• Task details
Which lines include the word "Output"? Copy each of them.

• Dataset rows
--*--

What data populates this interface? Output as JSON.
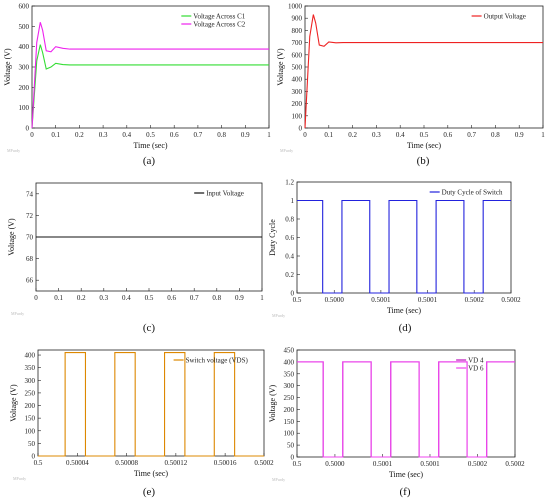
{
  "chart_data": [
    {
      "id": "a",
      "type": "line",
      "caption": "(a)",
      "xlabel": "Time (sec)",
      "ylabel": "Voltage (V)",
      "xlim": [
        0,
        1
      ],
      "ylim": [
        0,
        600
      ],
      "xticks": [
        0,
        0.1,
        0.2,
        0.3,
        0.4,
        0.5,
        0.6,
        0.7,
        0.8,
        0.9,
        1
      ],
      "xticklabels": [
        "0",
        "0.1",
        "0.2",
        "0.3",
        "0.4",
        "0.5",
        "0.6",
        "0.7",
        "0.8",
        "0.9",
        "1"
      ],
      "yticks": [
        0,
        100,
        200,
        300,
        400,
        500,
        600
      ],
      "yticklabels": [
        "0",
        "100",
        "200",
        "300",
        "400",
        "500",
        "600"
      ],
      "legend_position": "top-right",
      "series": [
        {
          "name": "Voltage Across C1",
          "color": "#33dd33",
          "x": [
            0,
            0.02,
            0.035,
            0.045,
            0.06,
            0.08,
            0.1,
            0.13,
            0.16,
            0.2,
            1
          ],
          "y": [
            0,
            330,
            410,
            370,
            290,
            300,
            318,
            312,
            310,
            310,
            310
          ]
        },
        {
          "name": "Voltage Across C2",
          "color": "#ee22ee",
          "x": [
            0,
            0.02,
            0.035,
            0.045,
            0.06,
            0.08,
            0.1,
            0.13,
            0.16,
            0.2,
            1
          ],
          "y": [
            0,
            420,
            520,
            480,
            380,
            375,
            400,
            392,
            388,
            388,
            388
          ]
        }
      ],
      "watermark": "MPurdy"
    },
    {
      "id": "b",
      "type": "line",
      "caption": "(b)",
      "xlabel": "Time (sec)",
      "ylabel": "Voltage (V)",
      "xlim": [
        0,
        1
      ],
      "ylim": [
        0,
        1000
      ],
      "xticks": [
        0,
        0.1,
        0.2,
        0.3,
        0.4,
        0.5,
        0.6,
        0.7,
        0.8,
        0.9,
        1
      ],
      "xticklabels": [
        "0",
        "0.1",
        "0.2",
        "0.3",
        "0.4",
        "0.5",
        "0.6",
        "0.7",
        "0.8",
        "0.9",
        "1"
      ],
      "yticks": [
        0,
        100,
        200,
        300,
        400,
        500,
        600,
        700,
        800,
        900,
        1000
      ],
      "yticklabels": [
        "0",
        "100",
        "200",
        "300",
        "400",
        "500",
        "600",
        "700",
        "800",
        "900",
        "1000"
      ],
      "legend_position": "top-right",
      "series": [
        {
          "name": "Output Voltage",
          "color": "#ee2222",
          "x": [
            0,
            0.02,
            0.035,
            0.045,
            0.06,
            0.08,
            0.1,
            0.13,
            0.16,
            0.2,
            1
          ],
          "y": [
            0,
            750,
            930,
            860,
            680,
            670,
            705,
            698,
            700,
            700,
            700
          ]
        }
      ],
      "watermark": "MPurdy"
    },
    {
      "id": "c",
      "type": "line",
      "caption": "(c)",
      "xlabel": "",
      "ylabel": "Voltage (V)",
      "xlim": [
        0,
        1
      ],
      "ylim": [
        65,
        75
      ],
      "xticks": [
        0,
        0.1,
        0.2,
        0.3,
        0.4,
        0.5,
        0.6,
        0.7,
        0.8,
        0.9,
        1
      ],
      "xticklabels": [
        "0",
        "0.1",
        "0.2",
        "0.3",
        "0.4",
        "0.5",
        "0.6",
        "0.7",
        "0.8",
        "0.9",
        "1"
      ],
      "yticks": [
        66,
        68,
        70,
        72,
        74
      ],
      "yticklabels": [
        "66",
        "68",
        "70",
        "72",
        "74"
      ],
      "legend_position": "top-right",
      "series": [
        {
          "name": "Input Voltage",
          "color": "#111111",
          "x": [
            0,
            1
          ],
          "y": [
            70,
            70
          ]
        }
      ],
      "watermark": "MPurdy"
    },
    {
      "id": "d",
      "type": "line",
      "caption": "(d)",
      "xlabel": "Time (sec)",
      "ylabel": "Duty Cycle",
      "xlim": [
        0,
        1
      ],
      "ylim": [
        0,
        1.2
      ],
      "xticks": [
        0,
        0.174,
        0.392,
        0.61,
        0.828,
        1
      ],
      "xticklabels": [
        "0.5",
        "0.5000",
        "0.5001",
        "0.5001",
        "0.5002",
        "0.5002"
      ],
      "yticks": [
        0,
        0.2,
        0.4,
        0.6,
        0.8,
        1,
        1.2
      ],
      "yticklabels": [
        "0",
        "0.2",
        "0.4",
        "0.6",
        "0.8",
        "1",
        "1.2"
      ],
      "legend_position": "top-right",
      "series": [
        {
          "name": "Duty Cycle of Switch",
          "color": "#2222dd",
          "x": [
            0,
            0.12,
            0.12,
            0.21,
            0.21,
            0.34,
            0.34,
            0.43,
            0.43,
            0.56,
            0.56,
            0.65,
            0.65,
            0.78,
            0.78,
            0.87,
            0.87,
            1
          ],
          "y": [
            1,
            1,
            0,
            0,
            1,
            1,
            0,
            0,
            1,
            1,
            0,
            0,
            1,
            1,
            0,
            0,
            1,
            1
          ]
        }
      ],
      "watermark": "MPurdy"
    },
    {
      "id": "e",
      "type": "line",
      "caption": "(e)",
      "xlabel": "Time (sec)",
      "ylabel": "Voltage (V)",
      "xlim": [
        0,
        1
      ],
      "ylim": [
        0,
        420
      ],
      "xticks": [
        0,
        0.174,
        0.392,
        0.61,
        0.828,
        1
      ],
      "xticklabels": [
        "0.5",
        "0.50004",
        "0.50008",
        "0.50012",
        "0.50016",
        "0.5002"
      ],
      "yticks": [
        0,
        50,
        100,
        150,
        200,
        250,
        300,
        350,
        400
      ],
      "yticklabels": [
        "0",
        "50",
        "100",
        "150",
        "200",
        "250",
        "300",
        "350",
        "400"
      ],
      "legend_position": "top-right",
      "series": [
        {
          "name": "Switch voltage (VDS)",
          "color": "#dd8800",
          "x": [
            0,
            0.12,
            0.12,
            0.21,
            0.21,
            0.34,
            0.34,
            0.43,
            0.43,
            0.56,
            0.56,
            0.65,
            0.65,
            0.78,
            0.78,
            0.87,
            0.87,
            1
          ],
          "y": [
            0,
            0,
            410,
            410,
            0,
            0,
            410,
            410,
            0,
            0,
            410,
            410,
            0,
            0,
            410,
            410,
            0,
            0
          ]
        }
      ],
      "watermark": "MPurdy"
    },
    {
      "id": "f",
      "type": "line",
      "caption": "(f)",
      "xlabel": "Time (sec)",
      "ylabel": "Voltage (V)",
      "xlim": [
        0,
        1
      ],
      "ylim": [
        0,
        450
      ],
      "xticks": [
        0,
        0.174,
        0.392,
        0.61,
        0.828,
        1
      ],
      "xticklabels": [
        "0.5",
        "0.5000",
        "0.5001",
        "0.5001",
        "0.5002",
        "0.5002"
      ],
      "yticks": [
        0,
        50,
        100,
        150,
        200,
        250,
        300,
        350,
        400,
        450
      ],
      "yticklabels": [
        "0",
        "50",
        "100",
        "150",
        "200",
        "250",
        "300",
        "350",
        "400",
        "450"
      ],
      "legend_position": "top-right",
      "series": [
        {
          "name": "VD 4",
          "color": "#bb11bb",
          "x": [
            0,
            0.12,
            0.12,
            0.21,
            0.21,
            0.34,
            0.34,
            0.43,
            0.43,
            0.56,
            0.56,
            0.65,
            0.65,
            0.78,
            0.78,
            0.87,
            0.87,
            1
          ],
          "y": [
            400,
            400,
            0,
            0,
            400,
            400,
            0,
            0,
            400,
            400,
            0,
            0,
            400,
            400,
            0,
            0,
            400,
            400
          ]
        },
        {
          "name": "VD 6",
          "color": "#ee44ee",
          "x": [
            0,
            0.12,
            0.12,
            0.21,
            0.21,
            0.34,
            0.34,
            0.43,
            0.43,
            0.56,
            0.56,
            0.65,
            0.65,
            0.78,
            0.78,
            0.87,
            0.87,
            1
          ],
          "y": [
            400,
            400,
            0,
            0,
            400,
            400,
            0,
            0,
            400,
            400,
            0,
            0,
            400,
            400,
            0,
            0,
            400,
            400
          ]
        }
      ],
      "watermark": "MPurdy"
    }
  ]
}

--*--

• Exercise answer
What data populates this interface? Output as JSON.
          "name": "Output Voltage",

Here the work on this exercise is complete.